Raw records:
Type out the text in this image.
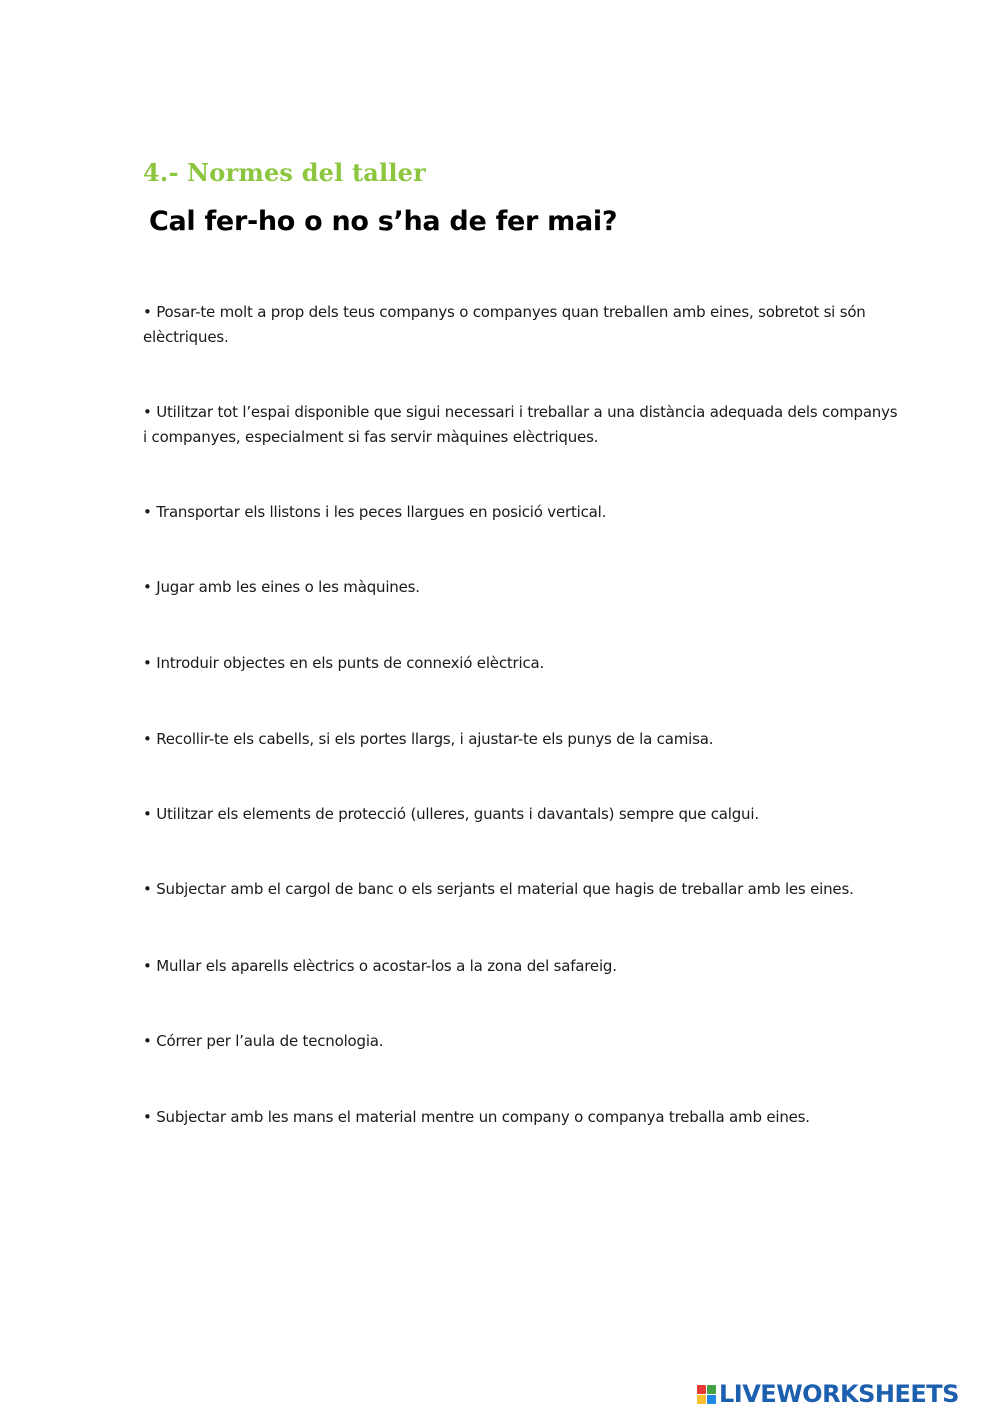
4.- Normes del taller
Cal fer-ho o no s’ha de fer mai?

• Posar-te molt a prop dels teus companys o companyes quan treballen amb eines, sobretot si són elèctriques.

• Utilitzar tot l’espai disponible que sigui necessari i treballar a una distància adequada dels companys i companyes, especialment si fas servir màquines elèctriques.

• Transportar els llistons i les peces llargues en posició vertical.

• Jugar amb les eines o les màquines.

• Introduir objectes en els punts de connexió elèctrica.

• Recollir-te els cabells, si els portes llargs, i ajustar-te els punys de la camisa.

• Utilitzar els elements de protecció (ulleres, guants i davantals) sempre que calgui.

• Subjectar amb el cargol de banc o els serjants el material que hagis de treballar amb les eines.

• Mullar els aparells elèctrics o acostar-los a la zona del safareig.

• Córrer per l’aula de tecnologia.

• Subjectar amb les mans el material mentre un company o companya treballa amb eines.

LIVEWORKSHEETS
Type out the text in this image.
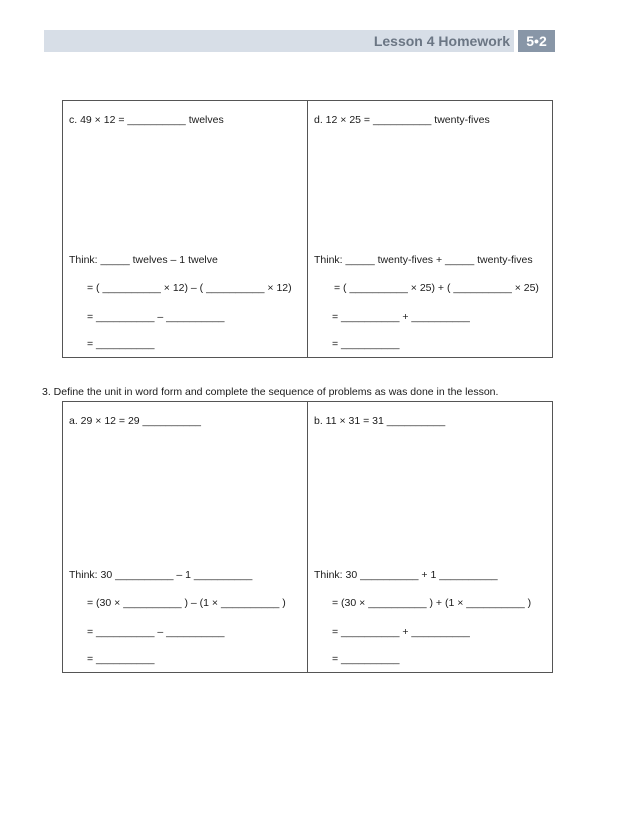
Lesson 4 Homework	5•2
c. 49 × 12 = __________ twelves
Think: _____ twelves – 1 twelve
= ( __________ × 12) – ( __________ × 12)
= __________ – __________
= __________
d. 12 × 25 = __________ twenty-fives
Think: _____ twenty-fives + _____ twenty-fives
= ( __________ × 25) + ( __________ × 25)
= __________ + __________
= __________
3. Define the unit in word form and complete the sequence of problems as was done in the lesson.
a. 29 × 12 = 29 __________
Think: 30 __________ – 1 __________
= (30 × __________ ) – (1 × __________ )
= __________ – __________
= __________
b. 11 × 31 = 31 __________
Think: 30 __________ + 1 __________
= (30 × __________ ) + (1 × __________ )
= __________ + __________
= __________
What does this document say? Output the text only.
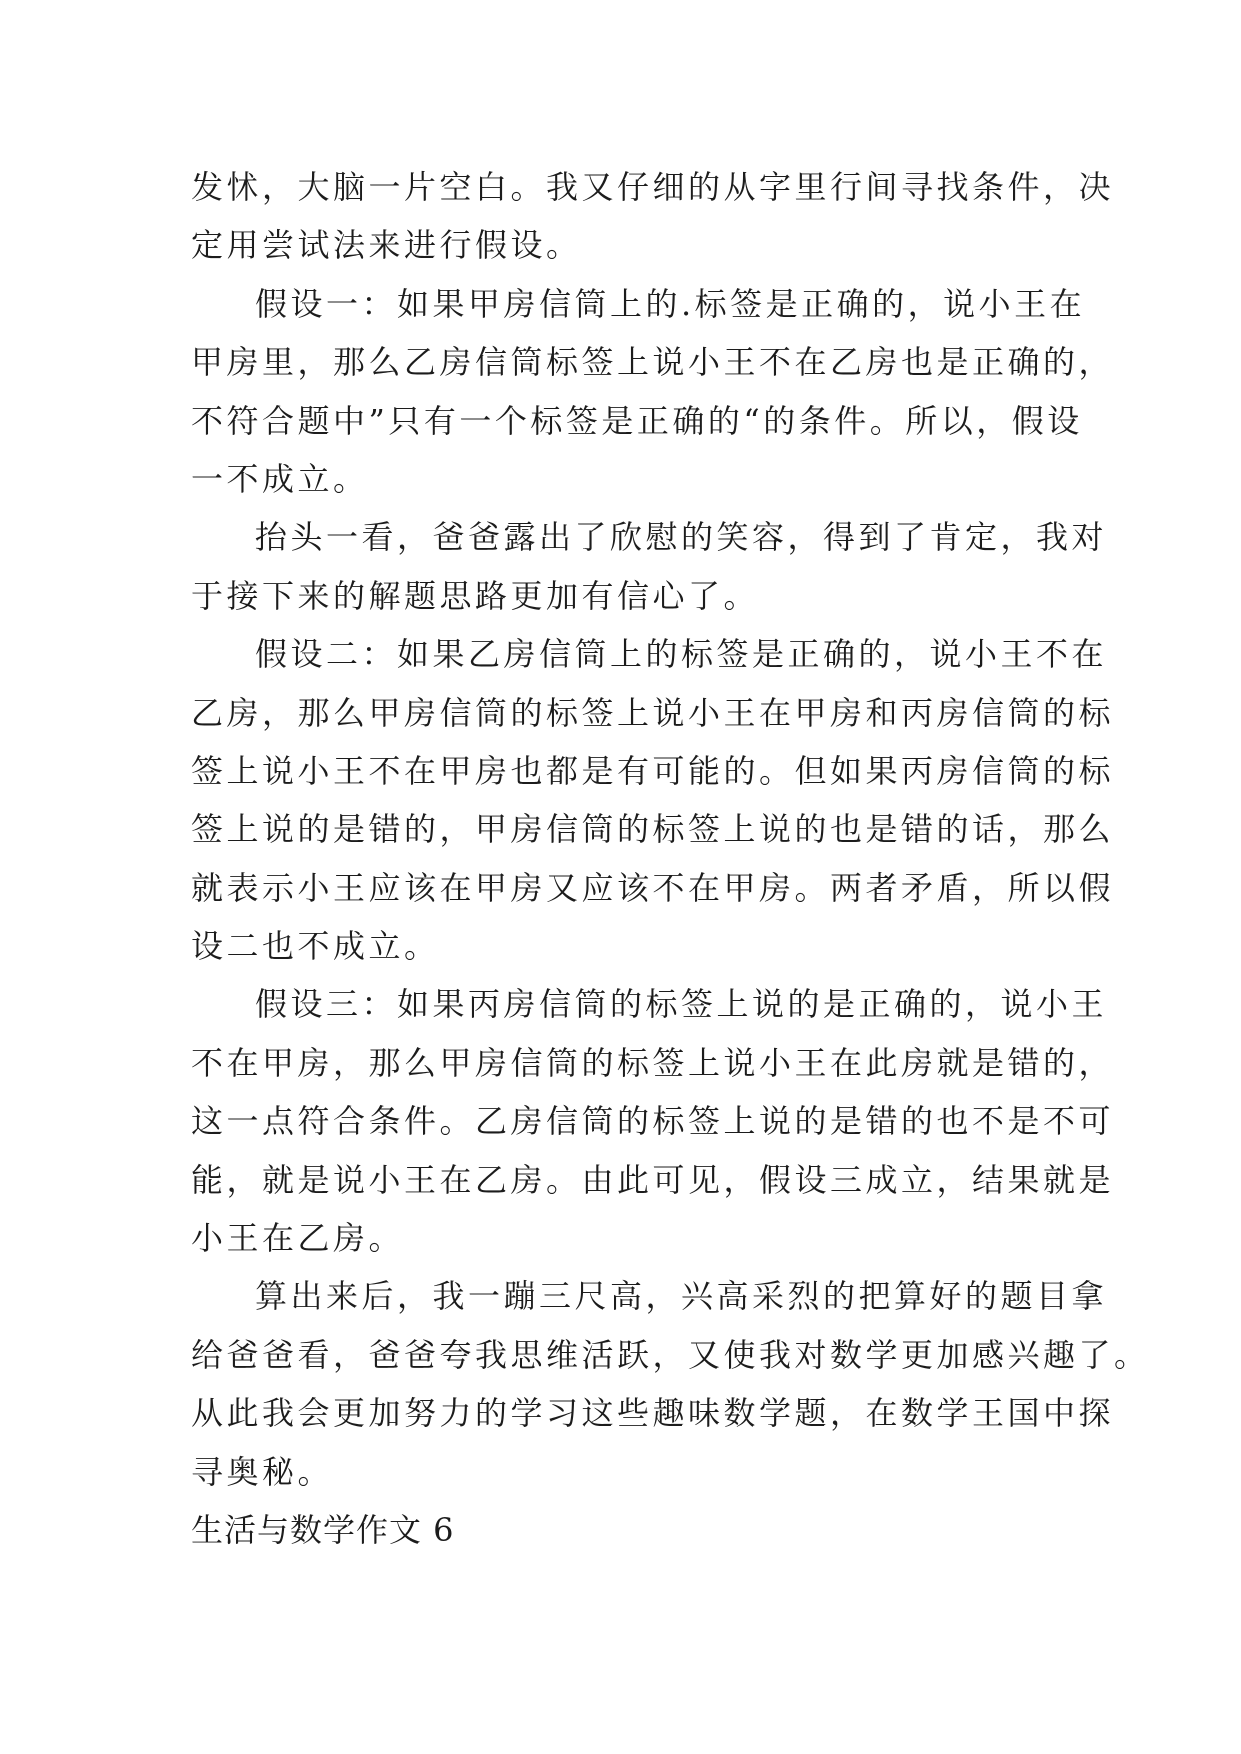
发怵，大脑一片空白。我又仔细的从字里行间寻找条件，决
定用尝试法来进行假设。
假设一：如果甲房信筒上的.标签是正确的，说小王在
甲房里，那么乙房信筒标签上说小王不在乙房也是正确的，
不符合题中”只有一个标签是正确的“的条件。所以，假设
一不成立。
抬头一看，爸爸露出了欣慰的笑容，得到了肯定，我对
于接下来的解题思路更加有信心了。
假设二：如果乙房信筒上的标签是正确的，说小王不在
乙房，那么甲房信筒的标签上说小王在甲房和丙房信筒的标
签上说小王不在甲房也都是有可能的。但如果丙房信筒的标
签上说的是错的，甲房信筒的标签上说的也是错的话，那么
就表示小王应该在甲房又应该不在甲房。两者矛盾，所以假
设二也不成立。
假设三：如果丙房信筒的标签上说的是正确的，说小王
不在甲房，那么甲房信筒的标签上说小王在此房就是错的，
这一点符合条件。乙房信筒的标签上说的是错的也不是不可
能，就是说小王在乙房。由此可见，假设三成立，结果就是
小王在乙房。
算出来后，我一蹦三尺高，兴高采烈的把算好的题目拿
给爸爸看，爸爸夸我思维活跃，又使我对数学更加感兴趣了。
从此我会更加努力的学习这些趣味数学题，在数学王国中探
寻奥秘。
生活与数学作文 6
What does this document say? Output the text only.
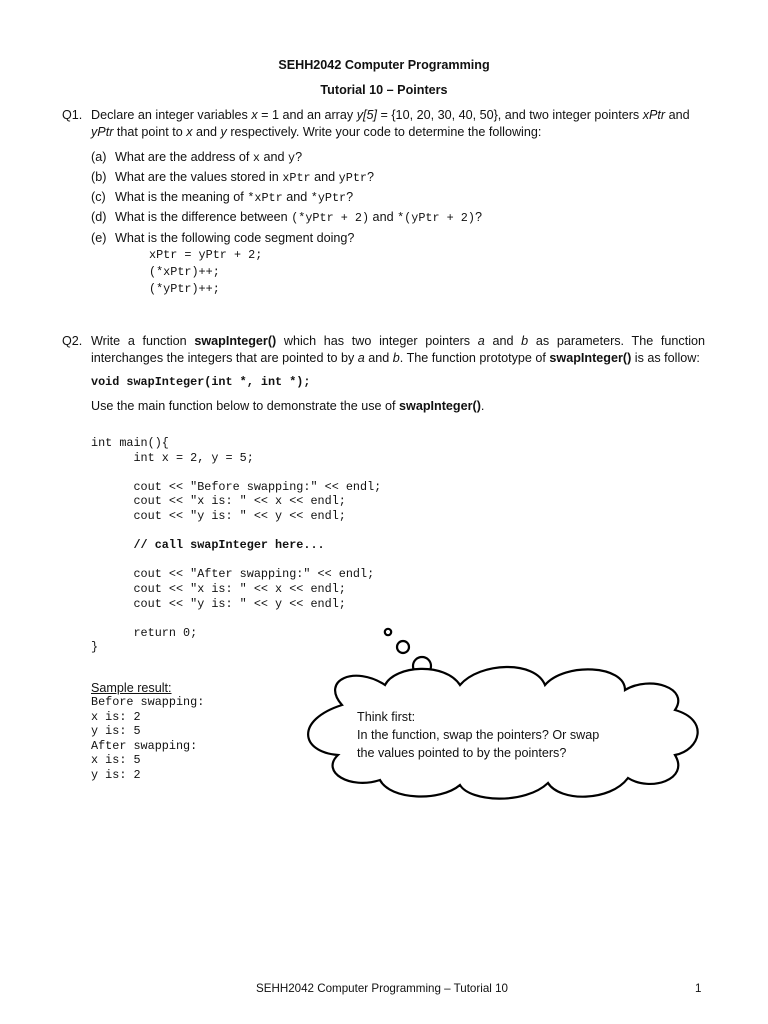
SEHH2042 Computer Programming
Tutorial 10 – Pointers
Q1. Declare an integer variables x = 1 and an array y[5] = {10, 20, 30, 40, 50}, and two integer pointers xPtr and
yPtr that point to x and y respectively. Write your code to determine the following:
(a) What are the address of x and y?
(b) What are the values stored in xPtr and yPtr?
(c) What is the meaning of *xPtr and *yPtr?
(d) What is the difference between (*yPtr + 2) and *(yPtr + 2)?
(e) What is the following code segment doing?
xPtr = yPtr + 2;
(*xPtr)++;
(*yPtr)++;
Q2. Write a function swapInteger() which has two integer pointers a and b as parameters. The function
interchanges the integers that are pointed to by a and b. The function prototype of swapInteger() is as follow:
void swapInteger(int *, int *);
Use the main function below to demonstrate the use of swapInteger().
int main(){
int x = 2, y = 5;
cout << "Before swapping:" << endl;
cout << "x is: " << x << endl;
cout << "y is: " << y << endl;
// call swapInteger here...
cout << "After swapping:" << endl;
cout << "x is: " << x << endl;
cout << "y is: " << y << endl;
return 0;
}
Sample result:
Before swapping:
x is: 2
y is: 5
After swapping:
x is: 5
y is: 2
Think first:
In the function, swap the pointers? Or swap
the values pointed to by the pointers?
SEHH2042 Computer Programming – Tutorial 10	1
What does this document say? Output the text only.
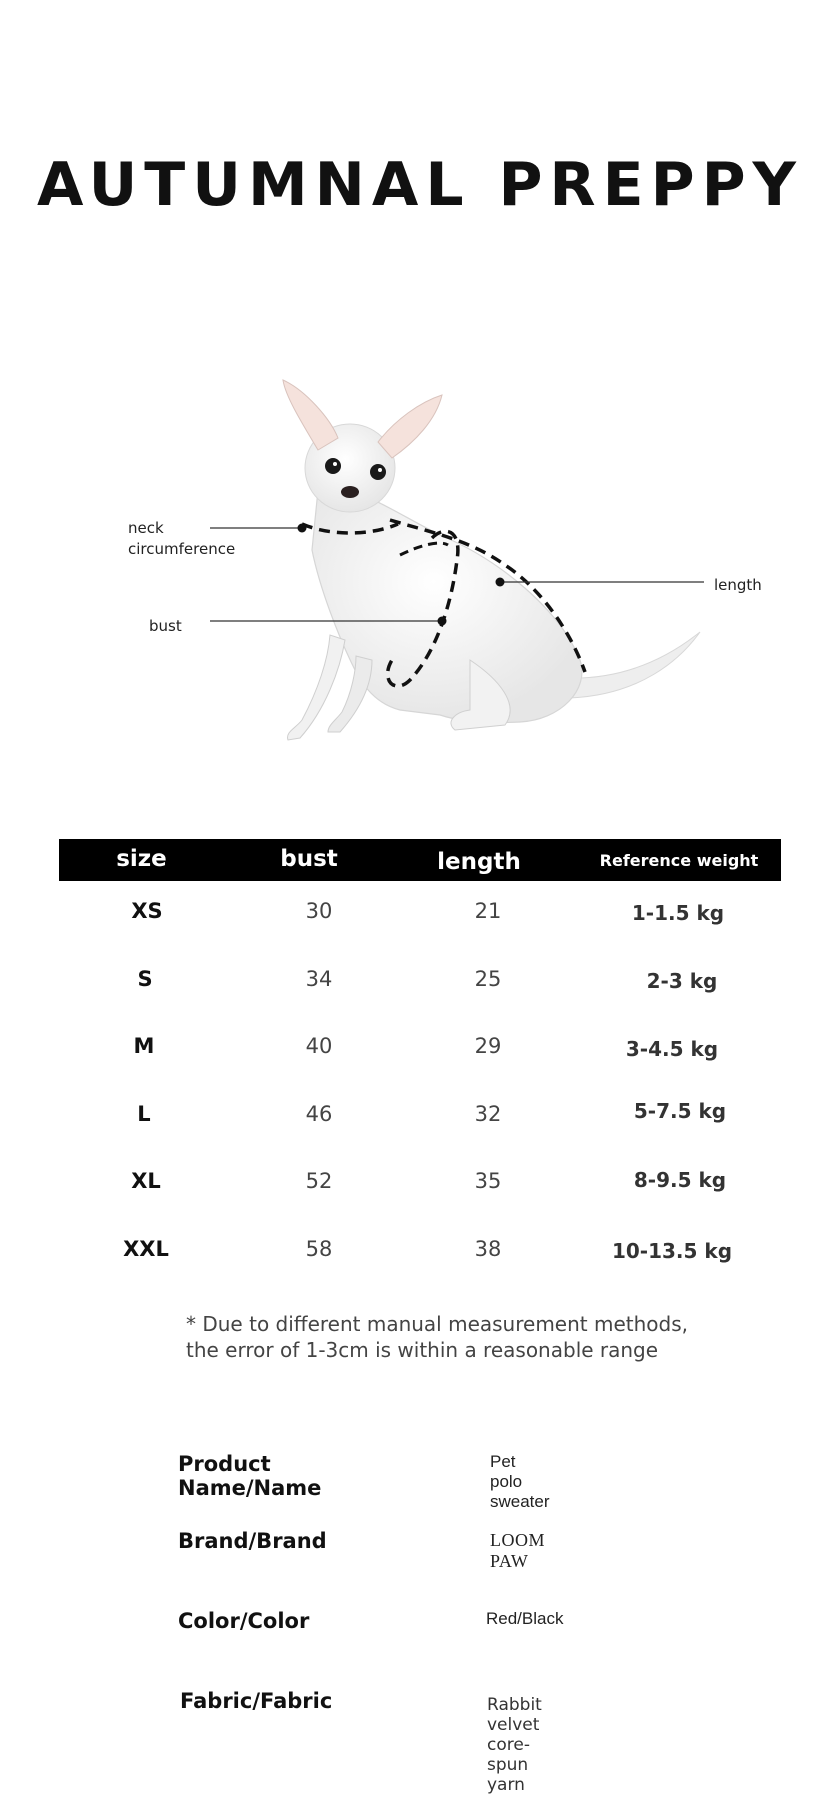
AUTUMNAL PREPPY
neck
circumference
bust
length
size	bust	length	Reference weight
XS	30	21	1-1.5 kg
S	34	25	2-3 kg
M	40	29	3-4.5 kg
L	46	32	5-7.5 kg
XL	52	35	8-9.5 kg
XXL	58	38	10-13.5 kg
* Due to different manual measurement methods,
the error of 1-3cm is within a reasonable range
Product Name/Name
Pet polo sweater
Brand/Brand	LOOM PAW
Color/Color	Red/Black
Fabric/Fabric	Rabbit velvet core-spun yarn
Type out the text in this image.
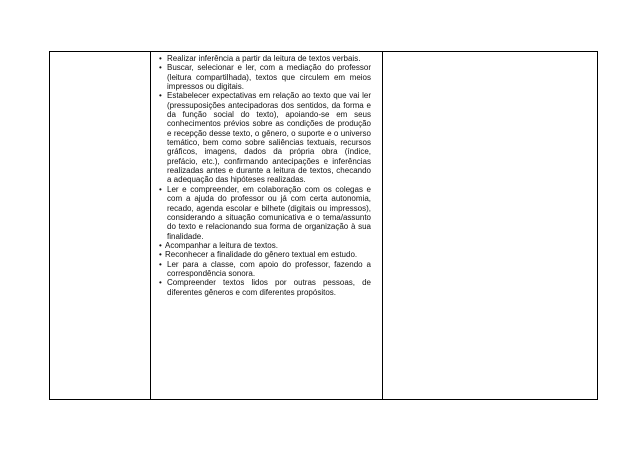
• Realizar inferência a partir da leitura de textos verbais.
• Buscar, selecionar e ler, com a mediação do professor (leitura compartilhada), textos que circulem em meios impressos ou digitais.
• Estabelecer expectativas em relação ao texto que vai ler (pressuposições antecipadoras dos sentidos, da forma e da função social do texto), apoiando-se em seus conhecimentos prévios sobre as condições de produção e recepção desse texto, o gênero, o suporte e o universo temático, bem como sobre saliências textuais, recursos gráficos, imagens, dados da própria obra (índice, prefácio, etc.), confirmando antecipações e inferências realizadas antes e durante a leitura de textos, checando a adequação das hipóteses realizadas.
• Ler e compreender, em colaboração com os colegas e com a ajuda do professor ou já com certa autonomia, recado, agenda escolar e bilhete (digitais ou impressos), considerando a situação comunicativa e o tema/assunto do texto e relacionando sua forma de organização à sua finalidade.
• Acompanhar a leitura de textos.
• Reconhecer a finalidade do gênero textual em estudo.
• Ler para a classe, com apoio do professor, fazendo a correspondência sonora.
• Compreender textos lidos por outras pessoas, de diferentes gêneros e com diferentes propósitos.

• Task: Show every line from the listing above in which the string "Subjectar" appears.

• Result for this exercise:
• Subjectar amb el cargol de banc o els serjants el material que hagis de treballar amb les eines.
• Subjectar amb les mans el material mentre un company o companya treballa amb eines.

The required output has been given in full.